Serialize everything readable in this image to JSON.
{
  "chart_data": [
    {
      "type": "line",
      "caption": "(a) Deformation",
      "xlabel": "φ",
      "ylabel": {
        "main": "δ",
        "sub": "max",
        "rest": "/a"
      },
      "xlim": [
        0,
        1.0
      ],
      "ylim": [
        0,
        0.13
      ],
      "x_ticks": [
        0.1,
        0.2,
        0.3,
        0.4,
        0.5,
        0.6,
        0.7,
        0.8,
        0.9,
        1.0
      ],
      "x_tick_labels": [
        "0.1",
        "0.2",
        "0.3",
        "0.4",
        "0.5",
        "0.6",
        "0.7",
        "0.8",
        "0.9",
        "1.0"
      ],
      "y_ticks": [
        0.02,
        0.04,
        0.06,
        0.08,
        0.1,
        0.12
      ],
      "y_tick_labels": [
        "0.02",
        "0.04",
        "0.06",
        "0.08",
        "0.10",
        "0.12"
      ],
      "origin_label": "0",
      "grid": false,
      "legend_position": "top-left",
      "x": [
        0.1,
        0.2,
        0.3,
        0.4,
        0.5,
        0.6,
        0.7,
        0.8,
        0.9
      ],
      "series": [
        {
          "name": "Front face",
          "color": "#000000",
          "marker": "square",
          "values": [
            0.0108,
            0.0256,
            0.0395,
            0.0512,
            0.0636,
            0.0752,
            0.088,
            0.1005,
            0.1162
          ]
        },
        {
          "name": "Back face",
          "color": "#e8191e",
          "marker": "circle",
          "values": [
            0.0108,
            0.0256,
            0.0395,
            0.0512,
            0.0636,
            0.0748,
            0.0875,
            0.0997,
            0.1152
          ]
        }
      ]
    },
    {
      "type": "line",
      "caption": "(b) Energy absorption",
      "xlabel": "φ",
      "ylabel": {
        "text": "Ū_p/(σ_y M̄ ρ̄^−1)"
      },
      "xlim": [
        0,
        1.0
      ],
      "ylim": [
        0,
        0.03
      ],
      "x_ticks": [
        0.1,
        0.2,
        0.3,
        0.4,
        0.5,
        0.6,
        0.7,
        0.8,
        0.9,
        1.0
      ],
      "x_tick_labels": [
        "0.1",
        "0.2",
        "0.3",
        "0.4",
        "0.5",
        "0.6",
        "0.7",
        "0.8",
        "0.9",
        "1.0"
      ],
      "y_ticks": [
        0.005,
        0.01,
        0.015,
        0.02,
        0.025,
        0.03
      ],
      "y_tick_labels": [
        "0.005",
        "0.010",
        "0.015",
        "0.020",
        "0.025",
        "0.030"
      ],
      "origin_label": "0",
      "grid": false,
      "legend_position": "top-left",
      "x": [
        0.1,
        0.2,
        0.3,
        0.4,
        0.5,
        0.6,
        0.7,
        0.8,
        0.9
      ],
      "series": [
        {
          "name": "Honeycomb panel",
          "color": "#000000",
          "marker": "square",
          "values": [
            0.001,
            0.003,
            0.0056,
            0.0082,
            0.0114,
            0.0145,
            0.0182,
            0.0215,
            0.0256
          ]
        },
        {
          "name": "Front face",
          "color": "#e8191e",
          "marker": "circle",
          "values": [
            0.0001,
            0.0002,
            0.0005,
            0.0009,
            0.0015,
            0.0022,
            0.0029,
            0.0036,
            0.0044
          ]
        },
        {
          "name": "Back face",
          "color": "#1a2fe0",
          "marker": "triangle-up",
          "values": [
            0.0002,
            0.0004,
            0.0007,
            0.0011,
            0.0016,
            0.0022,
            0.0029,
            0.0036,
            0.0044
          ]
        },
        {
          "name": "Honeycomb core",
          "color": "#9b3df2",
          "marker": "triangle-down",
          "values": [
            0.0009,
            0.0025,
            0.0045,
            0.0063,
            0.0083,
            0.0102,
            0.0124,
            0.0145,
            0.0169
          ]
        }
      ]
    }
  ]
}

| Instructions to follow |
What is needed here is an exact reproduction of all the entries.

| Answer in full |
Serialize everything readable in this image to JSON.
{
  "chart_data": [
    {
      "type": "line",
      "caption": "(a) Deformation",
      "xlabel": "φ",
      "ylabel": {
        "main": "δ",
        "sub": "max",
        "rest": "/a"
      },
      "xlim": [
        0,
        1.0
      ],
      "ylim": [
        0,
        0.13
      ],
      "x_ticks": [
        0.1,
        0.2,
        0.3,
        0.4,
        0.5,
        0.6,
        0.7,
        0.8,
        0.9,
        1.0
      ],
      "x_tick_labels": [
        "0.1",
        "0.2",
        "0.3",
        "0.4",
        "0.5",
        "0.6",
        "0.7",
        "0.8",
        "0.9",
        "1.0"
      ],
      "y_ticks": [
        0.02,
        0.04,
        0.06,
        0.08,
        0.1,
        0.12
      ],
      "y_tick_labels": [
        "0.02",
        "0.04",
        "0.06",
        "0.08",
        "0.10",
        "0.12"
      ],
      "origin_label": "0",
      "grid": false,
      "legend_position": "top-left",
      "x": [
        0.1,
        0.2,
        0.3,
        0.4,
        0.5,
        0.6,
        0.7,
        0.8,
        0.9
      ],
      "series": [
        {
          "name": "Front face",
          "color": "#000000",
          "marker": "square",
          "values": [
            0.0108,
            0.0256,
            0.0395,
            0.0512,
            0.0636,
            0.0752,
            0.088,
            0.1005,
            0.1162
          ]
        },
        {
          "name": "Back face",
          "color": "#e8191e",
          "marker": "circle",
          "values": [
            0.0108,
            0.0256,
            0.0395,
            0.0512,
            0.0636,
            0.0748,
            0.0875,
            0.0997,
            0.1152
          ]
        }
      ]
    },
    {
      "type": "line",
      "caption": "(b) Energy absorption",
      "xlabel": "φ",
      "ylabel": {
        "text": "Ū_p/(σ_y M̄ ρ̄^−1)"
      },
      "xlim": [
        0,
        1.0
      ],
      "ylim": [
        0,
        0.03
      ],
      "x_ticks": [
        0.1,
        0.2,
        0.3,
        0.4,
        0.5,
        0.6,
        0.7,
        0.8,
        0.9,
        1.0
      ],
      "x_tick_labels": [
        "0.1",
        "0.2",
        "0.3",
        "0.4",
        "0.5",
        "0.6",
        "0.7",
        "0.8",
        "0.9",
        "1.0"
      ],
      "y_ticks": [
        0.005,
        0.01,
        0.015,
        0.02,
        0.025,
        0.03
      ],
      "y_tick_labels": [
        "0.005",
        "0.010",
        "0.015",
        "0.020",
        "0.025",
        "0.030"
      ],
      "origin_label": "0",
      "grid": false,
      "legend_position": "top-left",
      "x": [
        0.1,
        0.2,
        0.3,
        0.4,
        0.5,
        0.6,
        0.7,
        0.8,
        0.9
      ],
      "series": [
        {
          "name": "Honeycomb panel",
          "color": "#000000",
          "marker": "square",
          "values": [
            0.001,
            0.003,
            0.0056,
            0.0082,
            0.0114,
            0.0145,
            0.0182,
            0.0215,
            0.0256
          ]
        },
        {
          "name": "Front face",
          "color": "#e8191e",
          "marker": "circle",
          "values": [
            0.0001,
            0.0002,
            0.0005,
            0.0009,
            0.0015,
            0.0022,
            0.0029,
            0.0036,
            0.0044
          ]
        },
        {
          "name": "Back face",
          "color": "#1a2fe0",
          "marker": "triangle-up",
          "values": [
            0.0002,
            0.0004,
            0.0007,
            0.0011,
            0.0016,
            0.0022,
            0.0029,
            0.0036,
            0.0044
          ]
        },
        {
          "name": "Honeycomb core",
          "color": "#9b3df2",
          "marker": "triangle-down",
          "values": [
            0.0009,
            0.0025,
            0.0045,
            0.0063,
            0.0083,
            0.0102,
            0.0124,
            0.0145,
            0.0169
          ]
        }
      ]
    }
  ]
}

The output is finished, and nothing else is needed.